/---

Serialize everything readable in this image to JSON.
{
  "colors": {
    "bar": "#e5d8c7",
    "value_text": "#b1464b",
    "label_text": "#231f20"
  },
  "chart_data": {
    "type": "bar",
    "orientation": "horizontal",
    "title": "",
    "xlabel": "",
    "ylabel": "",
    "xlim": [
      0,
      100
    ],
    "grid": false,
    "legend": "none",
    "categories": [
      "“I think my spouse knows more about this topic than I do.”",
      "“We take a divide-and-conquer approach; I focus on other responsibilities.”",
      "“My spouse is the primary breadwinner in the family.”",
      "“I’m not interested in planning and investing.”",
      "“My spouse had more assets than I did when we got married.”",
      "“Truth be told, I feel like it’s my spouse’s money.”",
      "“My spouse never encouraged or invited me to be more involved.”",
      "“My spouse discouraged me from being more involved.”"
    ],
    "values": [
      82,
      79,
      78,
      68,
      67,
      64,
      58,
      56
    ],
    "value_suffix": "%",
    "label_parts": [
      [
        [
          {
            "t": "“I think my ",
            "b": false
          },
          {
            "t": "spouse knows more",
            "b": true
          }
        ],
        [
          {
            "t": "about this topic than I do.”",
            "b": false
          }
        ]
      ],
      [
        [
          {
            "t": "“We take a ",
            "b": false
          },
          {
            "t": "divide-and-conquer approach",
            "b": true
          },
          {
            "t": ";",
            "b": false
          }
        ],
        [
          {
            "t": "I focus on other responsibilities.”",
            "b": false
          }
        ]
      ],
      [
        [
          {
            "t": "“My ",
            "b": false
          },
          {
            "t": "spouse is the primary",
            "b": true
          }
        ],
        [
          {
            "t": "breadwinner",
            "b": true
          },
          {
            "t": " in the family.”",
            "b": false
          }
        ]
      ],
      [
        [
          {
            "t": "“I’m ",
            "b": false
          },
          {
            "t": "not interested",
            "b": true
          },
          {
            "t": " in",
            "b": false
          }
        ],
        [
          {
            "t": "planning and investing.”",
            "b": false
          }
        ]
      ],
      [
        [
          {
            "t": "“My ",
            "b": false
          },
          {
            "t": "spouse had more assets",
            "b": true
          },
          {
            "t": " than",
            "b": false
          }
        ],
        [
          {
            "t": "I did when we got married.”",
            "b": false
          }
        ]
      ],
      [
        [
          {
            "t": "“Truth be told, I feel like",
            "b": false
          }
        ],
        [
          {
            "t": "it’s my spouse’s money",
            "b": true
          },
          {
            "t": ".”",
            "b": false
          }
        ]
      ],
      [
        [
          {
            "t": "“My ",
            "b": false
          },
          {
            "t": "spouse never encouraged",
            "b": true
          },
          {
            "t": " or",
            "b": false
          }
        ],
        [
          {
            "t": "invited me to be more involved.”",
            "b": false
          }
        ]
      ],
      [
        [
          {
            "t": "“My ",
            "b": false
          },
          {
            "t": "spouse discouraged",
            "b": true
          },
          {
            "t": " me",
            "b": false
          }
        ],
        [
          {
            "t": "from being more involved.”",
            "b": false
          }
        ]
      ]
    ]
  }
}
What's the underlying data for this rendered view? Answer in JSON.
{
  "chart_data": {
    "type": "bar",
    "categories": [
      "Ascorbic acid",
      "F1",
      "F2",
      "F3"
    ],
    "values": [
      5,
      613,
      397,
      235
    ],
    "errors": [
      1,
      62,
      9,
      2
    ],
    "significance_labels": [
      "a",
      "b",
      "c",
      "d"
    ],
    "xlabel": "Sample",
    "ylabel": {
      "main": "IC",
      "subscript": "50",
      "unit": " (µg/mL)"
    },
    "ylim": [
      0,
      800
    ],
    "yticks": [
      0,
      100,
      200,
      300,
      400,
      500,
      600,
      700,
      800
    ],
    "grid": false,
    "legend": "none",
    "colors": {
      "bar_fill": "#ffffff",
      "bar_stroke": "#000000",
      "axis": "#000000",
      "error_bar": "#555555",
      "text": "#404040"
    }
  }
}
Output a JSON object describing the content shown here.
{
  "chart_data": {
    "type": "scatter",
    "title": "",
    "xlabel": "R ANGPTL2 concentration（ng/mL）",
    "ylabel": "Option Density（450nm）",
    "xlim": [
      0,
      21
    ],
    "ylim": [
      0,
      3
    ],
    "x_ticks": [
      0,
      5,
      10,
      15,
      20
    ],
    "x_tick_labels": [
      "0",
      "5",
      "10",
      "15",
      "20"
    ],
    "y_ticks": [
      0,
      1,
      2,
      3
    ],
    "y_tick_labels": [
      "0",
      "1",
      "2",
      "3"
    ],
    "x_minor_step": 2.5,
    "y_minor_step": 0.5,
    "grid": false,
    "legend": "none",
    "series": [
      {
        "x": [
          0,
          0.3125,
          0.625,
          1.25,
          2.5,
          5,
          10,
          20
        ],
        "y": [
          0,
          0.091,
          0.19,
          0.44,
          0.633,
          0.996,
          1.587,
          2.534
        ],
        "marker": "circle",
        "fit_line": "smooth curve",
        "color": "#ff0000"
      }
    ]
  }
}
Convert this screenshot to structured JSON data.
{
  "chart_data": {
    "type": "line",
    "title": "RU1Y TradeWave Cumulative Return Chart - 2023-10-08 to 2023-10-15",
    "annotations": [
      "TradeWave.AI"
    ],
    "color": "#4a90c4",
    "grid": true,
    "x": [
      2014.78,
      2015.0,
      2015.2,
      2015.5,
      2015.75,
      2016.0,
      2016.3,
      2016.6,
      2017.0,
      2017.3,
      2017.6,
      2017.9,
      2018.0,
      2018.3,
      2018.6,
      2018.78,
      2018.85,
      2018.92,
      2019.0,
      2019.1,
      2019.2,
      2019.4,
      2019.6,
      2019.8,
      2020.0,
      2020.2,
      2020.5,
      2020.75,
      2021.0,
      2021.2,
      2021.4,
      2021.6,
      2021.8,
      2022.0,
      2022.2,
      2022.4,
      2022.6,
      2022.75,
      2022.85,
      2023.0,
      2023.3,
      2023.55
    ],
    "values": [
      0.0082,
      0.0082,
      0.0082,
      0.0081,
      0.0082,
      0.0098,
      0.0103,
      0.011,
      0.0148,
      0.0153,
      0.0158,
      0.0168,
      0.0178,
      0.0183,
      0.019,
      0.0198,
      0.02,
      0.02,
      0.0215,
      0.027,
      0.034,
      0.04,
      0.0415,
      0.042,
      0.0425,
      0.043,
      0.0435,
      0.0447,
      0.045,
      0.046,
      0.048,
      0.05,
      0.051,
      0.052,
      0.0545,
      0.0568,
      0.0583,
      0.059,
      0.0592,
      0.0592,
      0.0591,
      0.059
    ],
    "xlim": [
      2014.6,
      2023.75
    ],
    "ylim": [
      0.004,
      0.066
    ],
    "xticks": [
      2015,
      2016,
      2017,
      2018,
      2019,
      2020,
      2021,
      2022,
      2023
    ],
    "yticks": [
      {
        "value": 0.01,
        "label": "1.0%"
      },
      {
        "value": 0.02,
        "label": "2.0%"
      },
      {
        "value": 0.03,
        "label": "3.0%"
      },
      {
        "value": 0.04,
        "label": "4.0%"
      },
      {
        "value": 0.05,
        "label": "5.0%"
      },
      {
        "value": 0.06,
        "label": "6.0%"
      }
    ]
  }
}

\---

**OBJECTIVE:**
Which lines include the word "topic"? Copy every one of them.

**SOLUTION FOR THIS EXERCISE:**
      "“I think my spouse knows more about this topic than I do.”",
            "t": "about this topic than I do.”",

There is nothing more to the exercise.